■ Given task ■
Gather each line in the entries that includes the string "东冠玩具".
Start
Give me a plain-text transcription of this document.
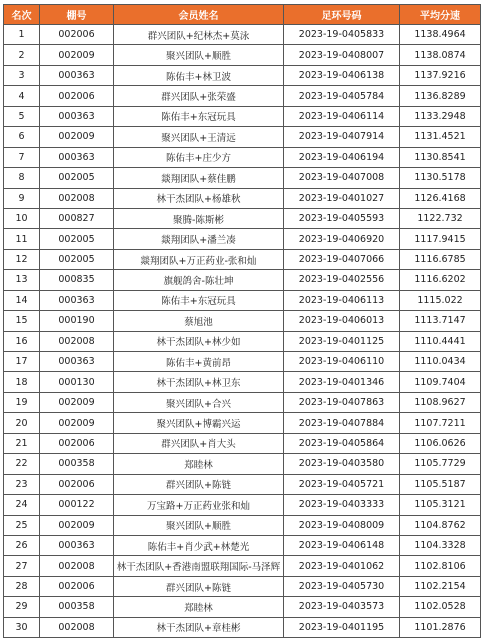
名次	棚号	会员姓名	足环号码	平均分速
1	002006	群兴团队+纪林杰+莫泳	2023-19-0405833	1138.4964
2	002009	聚兴团队+顺胜	2023-19-0408007	1138.0874
3	000363	陈佑丰+林卫波	2023-19-0406138	1137.9216
4	002006	群兴团队+张荣盛	2023-19-0405784	1136.8289
5	000363	陈佑丰+东冠玩具	2023-19-0406114	1133.2948
6	002009	聚兴团队+王清远	2023-19-0407914	1131.4521
7	000363	陈佑丰+庄少方	2023-19-0406194	1130.8541
8	002005	燚翔团队+蔡佳鹏	2023-19-0407008	1130.5178
9	002008	林干杰团队+杨雄秋	2023-19-0401027	1126.4168
10	000827	聚腾-陈斯彬	2023-19-0405593	1122.732
11	002005	燚翔团队+潘兰凑	2023-19-0406920	1117.9415
12	002005	燚翔团队+万正药业-张和灿	2023-19-0407066	1116.6785
13	000835	旗舰鸽舍-陈壮坤	2023-19-0402556	1116.6202
14	000363	陈佑丰+东冠玩具	2023-19-0406113	1115.022
15	000190	蔡旭池	2023-19-0406013	1113.7147
16	002008	林干杰团队+林少如	2023-19-0401125	1110.4441
17	000363	陈佑丰+黄前昂	2023-19-0406110	1110.0434
18	000130	林干杰团队+林卫东	2023-19-0401346	1109.7404
19	002009	聚兴团队+合兴	2023-19-0407863	1108.9627
20	002009	聚兴团队+博霸兴运	2023-19-0407884	1107.7211
21	002006	群兴团队+肖大头	2023-19-0405864	1106.0626
22	000358	郑睦林	2023-19-0403580	1105.7729
23	002006	群兴团队+陈链	2023-19-0405721	1105.5187
24	000122	万宝路+万正药业张和灿	2023-19-0403333	1105.3121
25	002009	聚兴团队+顺胜	2023-19-0408009	1104.8762
26	000363	陈佑丰+肖少武+林楚光	2023-19-0406148	1104.3328
27	002008	林干杰团队+香港南盟联翔国际-马泽辉	2023-19-0401062	1102.8106
28	002006	群兴团队+陈链	2023-19-0405730	1102.2154
29	000358	郑睦林	2023-19-0403573	1102.0528
30	002008	林干杰团队+章桂彬	2023-19-0401195	1101.2876
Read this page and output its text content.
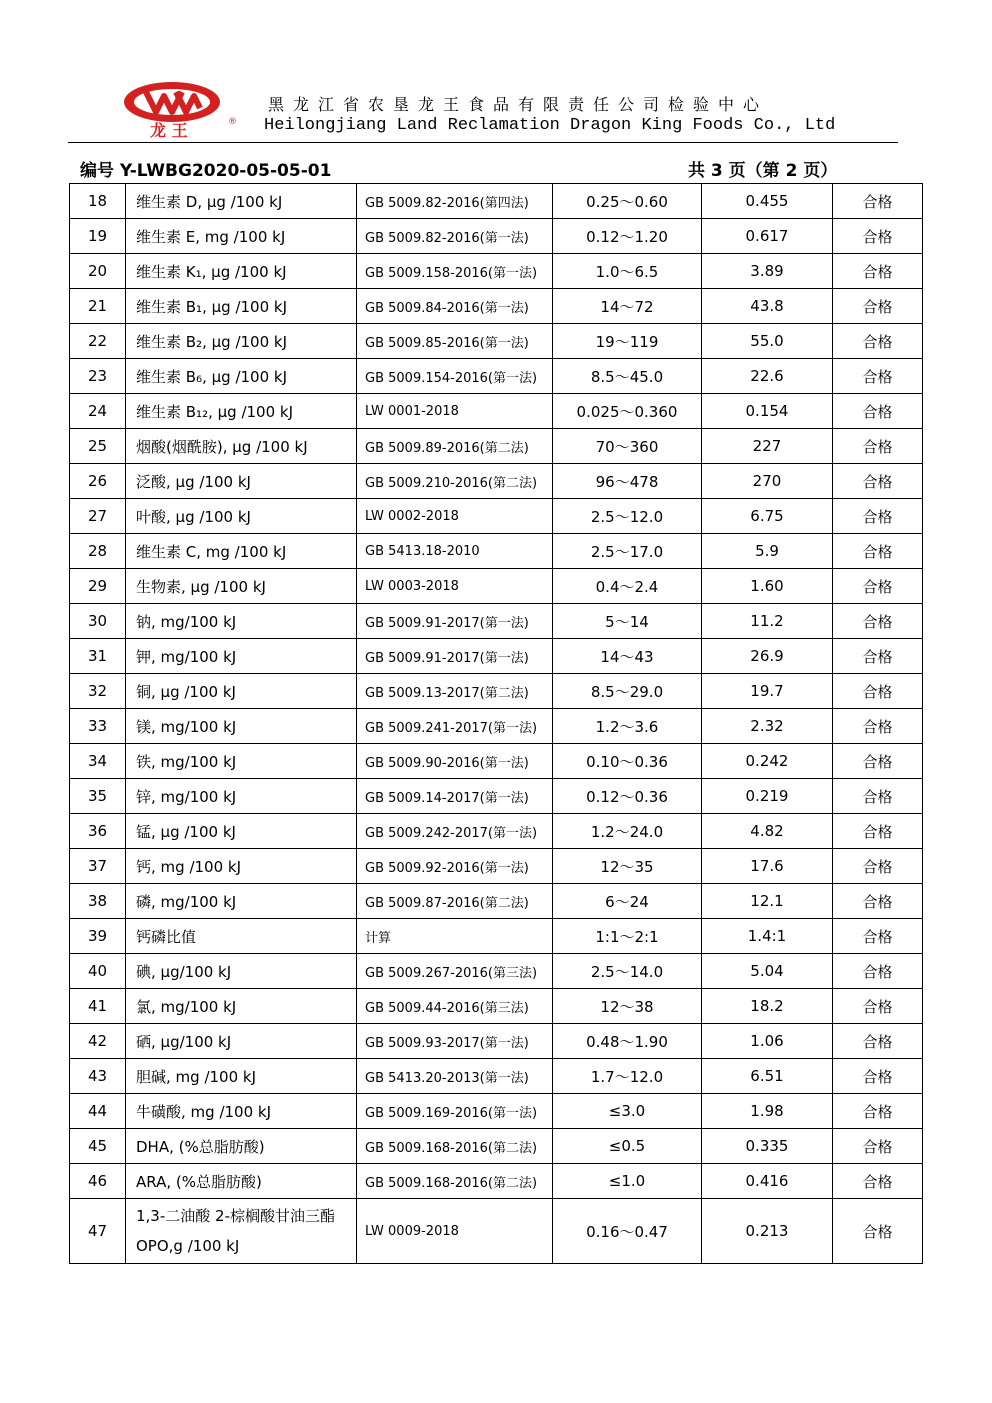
龙 王	®
黑龙江省农垦龙王食品有限责任公司检验中心
Heilongjiang Land Reclamation Dragon King Foods Co., Ltd
编号 Y-LWBG2020-05-05-01	共 3 页（第 2 页）
18	维生素 D, μg /100 kJ	GB 5009.82-2016(第四法)	0.25～0.60	0.455	合格
19	维生素 E, mg /100 kJ	GB 5009.82-2016(第一法)	0.12～1.20	0.617	合格
20	维生素 K₁, μg /100 kJ	GB 5009.158-2016(第一法)	1.0～6.5	3.89	合格
21	维生素 B₁, μg /100 kJ	GB 5009.84-2016(第一法)	14～72	43.8	合格
22	维生素 B₂, μg /100 kJ	GB 5009.85-2016(第一法)	19～119	55.0	合格
23	维生素 B₆, μg /100 kJ	GB 5009.154-2016(第一法)	8.5～45.0	22.6	合格
24	维生素 B₁₂, μg /100 kJ	LW 0001-2018	0.025～0.360	0.154	合格
25	烟酸(烟酰胺), μg /100 kJ	GB 5009.89-2016(第二法)	70～360	227	合格
26	泛酸, μg /100 kJ	GB 5009.210-2016(第二法)	96～478	270	合格
27	叶酸, μg /100 kJ	LW 0002-2018	2.5～12.0	6.75	合格
28	维生素 C, mg /100 kJ	GB 5413.18-2010	2.5～17.0	5.9	合格
29	生物素, μg /100 kJ	LW 0003-2018	0.4～2.4	1.60	合格
30	钠, mg/100 kJ	GB 5009.91-2017(第一法)	5～14	11.2	合格
31	钾, mg/100 kJ	GB 5009.91-2017(第一法)	14～43	26.9	合格
32	铜, μg /100 kJ	GB 5009.13-2017(第二法)	8.5～29.0	19.7	合格
33	镁, mg/100 kJ	GB 5009.241-2017(第一法)	1.2～3.6	2.32	合格
34	铁, mg/100 kJ	GB 5009.90-2016(第一法)	0.10～0.36	0.242	合格
35	锌, mg/100 kJ	GB 5009.14-2017(第一法)	0.12～0.36	0.219	合格
36	锰, μg /100 kJ	GB 5009.242-2017(第一法)	1.2～24.0	4.82	合格
37	钙, mg /100 kJ	GB 5009.92-2016(第一法)	12～35	17.6	合格
38	磷, mg/100 kJ	GB 5009.87-2016(第二法)	6～24	12.1	合格
39	钙磷比值	计算	1:1～2:1	1.4:1	合格
40	碘, μg/100 kJ	GB 5009.267-2016(第三法)	2.5～14.0	5.04	合格
41	氯, mg/100 kJ	GB 5009.44-2016(第三法)	12～38	18.2	合格
42	硒, μg/100 kJ	GB 5009.93-2017(第一法)	0.48～1.90	1.06	合格
43	胆碱, mg /100 kJ	GB 5413.20-2013(第一法)	1.7～12.0	6.51	合格
44	牛磺酸, mg /100 kJ	GB 5009.169-2016(第一法)	≤3.0	1.98	合格
45	DHA, (%总脂肪酸)	GB 5009.168-2016(第二法)	≤0.5	0.335	合格
46	ARA, (%总脂肪酸)	GB 5009.168-2016(第二法)	≤1.0	0.416	合格
47	1,3-二油酸 2-棕榈酸甘油三酯 OPO,g /100 kJ	LW 0009-2018	0.16～0.47	0.213	合格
End
■ Expected output ■
5	000363	陈佑丰+东冠玩具	2023-19-0406114	1133.2948
14	000363	陈佑丰+东冠玩具	2023-19-0406113	1115.022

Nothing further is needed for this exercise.